» **THE REQUEST**: Copy out all of the material exactly.

(Figure content listings)
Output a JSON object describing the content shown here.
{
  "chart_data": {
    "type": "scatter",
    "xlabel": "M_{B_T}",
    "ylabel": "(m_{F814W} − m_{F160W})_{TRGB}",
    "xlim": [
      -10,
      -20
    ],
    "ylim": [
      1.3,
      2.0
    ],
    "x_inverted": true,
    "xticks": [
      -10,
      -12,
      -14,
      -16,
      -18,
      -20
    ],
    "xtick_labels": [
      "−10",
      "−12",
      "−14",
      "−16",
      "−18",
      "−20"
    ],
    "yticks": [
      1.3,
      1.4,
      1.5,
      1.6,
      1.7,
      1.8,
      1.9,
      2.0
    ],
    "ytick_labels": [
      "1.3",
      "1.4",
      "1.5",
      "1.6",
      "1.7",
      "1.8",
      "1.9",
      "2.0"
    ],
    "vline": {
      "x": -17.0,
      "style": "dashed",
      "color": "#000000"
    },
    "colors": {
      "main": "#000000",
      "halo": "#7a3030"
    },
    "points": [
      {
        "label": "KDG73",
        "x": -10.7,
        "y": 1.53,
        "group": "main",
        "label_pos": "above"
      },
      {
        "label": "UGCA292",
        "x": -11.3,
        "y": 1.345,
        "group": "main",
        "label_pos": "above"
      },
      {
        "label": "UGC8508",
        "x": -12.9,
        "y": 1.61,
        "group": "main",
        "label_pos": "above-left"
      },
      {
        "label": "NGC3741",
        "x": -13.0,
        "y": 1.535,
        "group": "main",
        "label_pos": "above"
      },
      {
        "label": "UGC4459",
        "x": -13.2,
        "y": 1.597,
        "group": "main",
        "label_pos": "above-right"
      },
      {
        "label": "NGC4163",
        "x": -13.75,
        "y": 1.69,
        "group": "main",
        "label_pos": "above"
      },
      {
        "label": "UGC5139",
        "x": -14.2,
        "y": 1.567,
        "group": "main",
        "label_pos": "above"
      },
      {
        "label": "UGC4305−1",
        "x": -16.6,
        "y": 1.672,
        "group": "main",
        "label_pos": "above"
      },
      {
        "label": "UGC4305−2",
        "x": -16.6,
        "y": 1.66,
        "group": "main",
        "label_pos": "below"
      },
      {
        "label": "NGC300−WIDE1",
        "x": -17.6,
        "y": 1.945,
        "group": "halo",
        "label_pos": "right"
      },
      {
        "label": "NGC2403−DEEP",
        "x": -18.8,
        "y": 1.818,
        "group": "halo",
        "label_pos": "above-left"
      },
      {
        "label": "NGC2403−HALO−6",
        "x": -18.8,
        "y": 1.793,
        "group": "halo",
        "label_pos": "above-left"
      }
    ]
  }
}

» **THE OUTPUT**:
Output a JSON object describing the content shown here.
{
  "chart_data": {
    "type": "scatter",
    "xlabel": "M_{B_T}",
    "ylabel": "(m_{F814W} − m_{F160W})_{TRGB}",
    "xlim": [
      -10,
      -20
    ],
    "ylim": [
      1.3,
      2.0
    ],
    "x_inverted": true,
    "xticks": [
      -10,
      -12,
      -14,
      -16,
      -18,
      -20
    ],
    "xtick_labels": [
      "−10",
      "−12",
      "−14",
      "−16",
      "−18",
      "−20"
    ],
    "yticks": [
      1.3,
      1.4,
      1.5,
      1.6,
      1.7,
      1.8,
      1.9,
      2.0
    ],
    "ytick_labels": [
      "1.3",
      "1.4",
      "1.5",
      "1.6",
      "1.7",
      "1.8",
      "1.9",
      "2.0"
    ],
    "vline": {
      "x": -17.0,
      "style": "dashed",
      "color": "#000000"
    },
    "colors": {
      "main": "#000000",
      "halo": "#7a3030"
    },
    "points": [
      {
        "label": "KDG73",
        "x": -10.7,
        "y": 1.53,
        "group": "main",
        "label_pos": "above"
      },
      {
        "label": "UGCA292",
        "x": -11.3,
        "y": 1.345,
        "group": "main",
        "label_pos": "above"
      },
      {
        "label": "UGC8508",
        "x": -12.9,
        "y": 1.61,
        "group": "main",
        "label_pos": "above-left"
      },
      {
        "label": "NGC3741",
        "x": -13.0,
        "y": 1.535,
        "group": "main",
        "label_pos": "above"
      },
      {
        "label": "UGC4459",
        "x": -13.2,
        "y": 1.597,
        "group": "main",
        "label_pos": "above-right"
      },
      {
        "label": "NGC4163",
        "x": -13.75,
        "y": 1.69,
        "group": "main",
        "label_pos": "above"
      },
      {
        "label": "UGC5139",
        "x": -14.2,
        "y": 1.567,
        "group": "main",
        "label_pos": "above"
      },
      {
        "label": "UGC4305−1",
        "x": -16.6,
        "y": 1.672,
        "group": "main",
        "label_pos": "above"
      },
      {
        "label": "UGC4305−2",
        "x": -16.6,
        "y": 1.66,
        "group": "main",
        "label_pos": "below"
      },
      {
        "label": "NGC300−WIDE1",
        "x": -17.6,
        "y": 1.945,
        "group": "halo",
        "label_pos": "right"
      },
      {
        "label": "NGC2403−DEEP",
        "x": -18.8,
        "y": 1.818,
        "group": "halo",
        "label_pos": "above-left"
      },
      {
        "label": "NGC2403−HALO−6",
        "x": -18.8,
        "y": 1.793,
        "group": "halo",
        "label_pos": "above-left"
      }
    ]
  }
}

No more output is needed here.